● **Exercise brief**: Lines that contain "triangle" are to be counted; give only their number.

● **Information shown**:

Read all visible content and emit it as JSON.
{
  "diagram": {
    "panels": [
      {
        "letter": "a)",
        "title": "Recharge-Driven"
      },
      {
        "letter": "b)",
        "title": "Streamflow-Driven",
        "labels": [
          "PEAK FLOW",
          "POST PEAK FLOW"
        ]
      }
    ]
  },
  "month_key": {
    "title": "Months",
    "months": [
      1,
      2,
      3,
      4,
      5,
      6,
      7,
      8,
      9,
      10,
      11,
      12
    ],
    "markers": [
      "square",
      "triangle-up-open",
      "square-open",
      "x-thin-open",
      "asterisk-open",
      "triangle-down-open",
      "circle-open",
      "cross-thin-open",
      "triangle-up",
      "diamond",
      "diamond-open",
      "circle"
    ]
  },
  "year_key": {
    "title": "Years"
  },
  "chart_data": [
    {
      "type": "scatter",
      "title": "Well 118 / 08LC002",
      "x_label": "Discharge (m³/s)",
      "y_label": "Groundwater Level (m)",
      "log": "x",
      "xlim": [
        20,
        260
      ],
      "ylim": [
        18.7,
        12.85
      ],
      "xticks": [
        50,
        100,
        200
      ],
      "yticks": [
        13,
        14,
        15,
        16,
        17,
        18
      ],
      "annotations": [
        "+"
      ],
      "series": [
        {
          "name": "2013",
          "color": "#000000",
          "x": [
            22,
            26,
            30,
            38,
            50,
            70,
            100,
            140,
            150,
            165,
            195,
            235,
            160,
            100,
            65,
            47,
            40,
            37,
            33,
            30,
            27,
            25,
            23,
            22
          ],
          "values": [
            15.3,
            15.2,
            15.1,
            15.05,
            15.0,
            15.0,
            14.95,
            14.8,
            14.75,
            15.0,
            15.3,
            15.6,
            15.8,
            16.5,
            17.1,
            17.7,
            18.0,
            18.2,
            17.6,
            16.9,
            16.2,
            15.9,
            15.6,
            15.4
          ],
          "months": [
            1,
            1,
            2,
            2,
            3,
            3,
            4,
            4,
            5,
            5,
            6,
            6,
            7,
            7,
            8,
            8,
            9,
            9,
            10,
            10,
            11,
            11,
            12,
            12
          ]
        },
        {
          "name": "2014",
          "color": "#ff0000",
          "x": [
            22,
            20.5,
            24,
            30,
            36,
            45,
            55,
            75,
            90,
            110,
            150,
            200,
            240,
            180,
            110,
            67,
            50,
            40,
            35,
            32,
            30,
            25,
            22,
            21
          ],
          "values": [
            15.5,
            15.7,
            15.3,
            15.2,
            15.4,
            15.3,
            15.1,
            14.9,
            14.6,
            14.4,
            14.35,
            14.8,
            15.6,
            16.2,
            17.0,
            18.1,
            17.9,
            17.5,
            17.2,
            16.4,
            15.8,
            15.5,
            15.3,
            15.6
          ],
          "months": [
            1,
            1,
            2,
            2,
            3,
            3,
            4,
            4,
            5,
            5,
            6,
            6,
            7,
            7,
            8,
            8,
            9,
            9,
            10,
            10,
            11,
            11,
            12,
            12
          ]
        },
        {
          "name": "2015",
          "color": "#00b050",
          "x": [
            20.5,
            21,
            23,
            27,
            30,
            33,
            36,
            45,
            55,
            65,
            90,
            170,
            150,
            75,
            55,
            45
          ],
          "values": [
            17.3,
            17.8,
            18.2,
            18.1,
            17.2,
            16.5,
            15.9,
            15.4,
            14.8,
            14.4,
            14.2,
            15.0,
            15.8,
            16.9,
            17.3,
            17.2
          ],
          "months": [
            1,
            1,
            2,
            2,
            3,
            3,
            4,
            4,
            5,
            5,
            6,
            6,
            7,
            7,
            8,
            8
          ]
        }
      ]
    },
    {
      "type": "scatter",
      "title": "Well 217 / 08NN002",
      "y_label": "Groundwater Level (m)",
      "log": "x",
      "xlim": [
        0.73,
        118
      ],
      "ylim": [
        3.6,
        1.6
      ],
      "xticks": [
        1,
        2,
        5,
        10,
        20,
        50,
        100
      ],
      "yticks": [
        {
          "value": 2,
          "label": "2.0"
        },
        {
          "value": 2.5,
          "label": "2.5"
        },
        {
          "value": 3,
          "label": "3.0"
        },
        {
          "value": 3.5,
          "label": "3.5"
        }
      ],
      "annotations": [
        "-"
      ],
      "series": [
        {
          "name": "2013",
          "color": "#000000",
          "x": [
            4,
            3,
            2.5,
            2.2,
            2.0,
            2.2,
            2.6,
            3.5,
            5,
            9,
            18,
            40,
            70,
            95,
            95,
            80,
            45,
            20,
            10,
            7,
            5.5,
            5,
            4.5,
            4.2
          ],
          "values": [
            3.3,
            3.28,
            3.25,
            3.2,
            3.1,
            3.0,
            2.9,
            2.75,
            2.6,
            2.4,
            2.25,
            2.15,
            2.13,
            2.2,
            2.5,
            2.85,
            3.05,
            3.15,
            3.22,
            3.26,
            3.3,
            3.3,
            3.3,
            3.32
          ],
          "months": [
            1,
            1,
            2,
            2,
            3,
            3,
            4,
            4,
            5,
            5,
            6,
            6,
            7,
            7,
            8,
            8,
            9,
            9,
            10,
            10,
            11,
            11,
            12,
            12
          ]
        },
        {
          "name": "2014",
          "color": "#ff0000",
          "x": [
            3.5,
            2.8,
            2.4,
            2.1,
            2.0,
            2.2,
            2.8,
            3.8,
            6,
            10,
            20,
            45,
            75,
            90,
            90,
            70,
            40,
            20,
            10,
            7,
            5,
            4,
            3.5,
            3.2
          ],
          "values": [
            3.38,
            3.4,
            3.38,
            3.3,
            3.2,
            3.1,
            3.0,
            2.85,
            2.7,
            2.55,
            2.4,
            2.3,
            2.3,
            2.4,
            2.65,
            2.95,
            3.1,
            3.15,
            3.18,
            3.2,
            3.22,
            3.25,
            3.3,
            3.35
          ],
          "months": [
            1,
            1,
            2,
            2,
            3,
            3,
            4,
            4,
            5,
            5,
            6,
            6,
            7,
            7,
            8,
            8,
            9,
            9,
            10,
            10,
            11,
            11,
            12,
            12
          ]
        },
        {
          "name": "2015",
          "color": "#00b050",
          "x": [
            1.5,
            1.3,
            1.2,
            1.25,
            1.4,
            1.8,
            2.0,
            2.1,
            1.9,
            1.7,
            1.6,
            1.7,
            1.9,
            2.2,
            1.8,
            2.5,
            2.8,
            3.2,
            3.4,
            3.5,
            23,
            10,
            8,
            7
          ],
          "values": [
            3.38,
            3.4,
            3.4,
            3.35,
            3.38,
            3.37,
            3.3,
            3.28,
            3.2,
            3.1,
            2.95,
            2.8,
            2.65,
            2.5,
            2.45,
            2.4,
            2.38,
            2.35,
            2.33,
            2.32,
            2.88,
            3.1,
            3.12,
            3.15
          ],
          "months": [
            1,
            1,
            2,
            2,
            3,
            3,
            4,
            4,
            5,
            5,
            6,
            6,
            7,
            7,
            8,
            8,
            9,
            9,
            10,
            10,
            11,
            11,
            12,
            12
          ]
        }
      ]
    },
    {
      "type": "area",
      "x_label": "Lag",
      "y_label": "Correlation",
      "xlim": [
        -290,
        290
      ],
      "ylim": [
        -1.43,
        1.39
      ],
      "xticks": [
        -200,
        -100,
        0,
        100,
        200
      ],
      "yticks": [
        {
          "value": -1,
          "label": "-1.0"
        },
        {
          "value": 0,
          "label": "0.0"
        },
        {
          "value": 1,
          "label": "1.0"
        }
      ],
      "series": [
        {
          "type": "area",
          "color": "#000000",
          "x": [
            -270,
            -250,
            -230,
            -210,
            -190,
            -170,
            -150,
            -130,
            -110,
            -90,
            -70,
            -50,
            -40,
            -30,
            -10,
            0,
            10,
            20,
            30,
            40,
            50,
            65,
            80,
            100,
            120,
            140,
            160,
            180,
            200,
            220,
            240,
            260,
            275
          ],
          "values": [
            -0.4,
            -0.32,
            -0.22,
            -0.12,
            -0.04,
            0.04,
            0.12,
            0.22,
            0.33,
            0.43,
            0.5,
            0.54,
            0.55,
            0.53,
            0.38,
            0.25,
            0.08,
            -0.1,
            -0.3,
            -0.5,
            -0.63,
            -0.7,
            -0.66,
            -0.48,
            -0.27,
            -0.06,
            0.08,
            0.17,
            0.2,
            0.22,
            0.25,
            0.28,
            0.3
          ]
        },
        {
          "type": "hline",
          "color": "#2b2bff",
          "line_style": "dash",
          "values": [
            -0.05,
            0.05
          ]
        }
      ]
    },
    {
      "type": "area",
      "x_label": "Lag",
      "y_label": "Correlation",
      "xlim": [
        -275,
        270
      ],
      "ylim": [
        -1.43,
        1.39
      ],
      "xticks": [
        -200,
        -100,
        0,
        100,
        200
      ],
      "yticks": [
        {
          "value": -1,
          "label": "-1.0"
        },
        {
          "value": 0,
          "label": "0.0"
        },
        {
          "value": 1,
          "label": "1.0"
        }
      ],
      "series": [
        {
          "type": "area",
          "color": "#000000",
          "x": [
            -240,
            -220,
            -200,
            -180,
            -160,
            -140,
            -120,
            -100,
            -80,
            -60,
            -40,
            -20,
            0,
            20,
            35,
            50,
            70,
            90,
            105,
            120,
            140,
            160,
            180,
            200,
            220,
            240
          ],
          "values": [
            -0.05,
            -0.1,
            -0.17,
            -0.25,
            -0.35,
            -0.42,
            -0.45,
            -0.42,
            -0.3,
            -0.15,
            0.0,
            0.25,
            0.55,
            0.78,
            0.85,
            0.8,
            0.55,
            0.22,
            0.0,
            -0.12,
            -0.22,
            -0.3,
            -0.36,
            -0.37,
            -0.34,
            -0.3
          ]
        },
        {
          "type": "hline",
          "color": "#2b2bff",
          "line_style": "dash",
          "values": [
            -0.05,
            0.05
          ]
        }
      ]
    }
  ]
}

● **Final result**: 3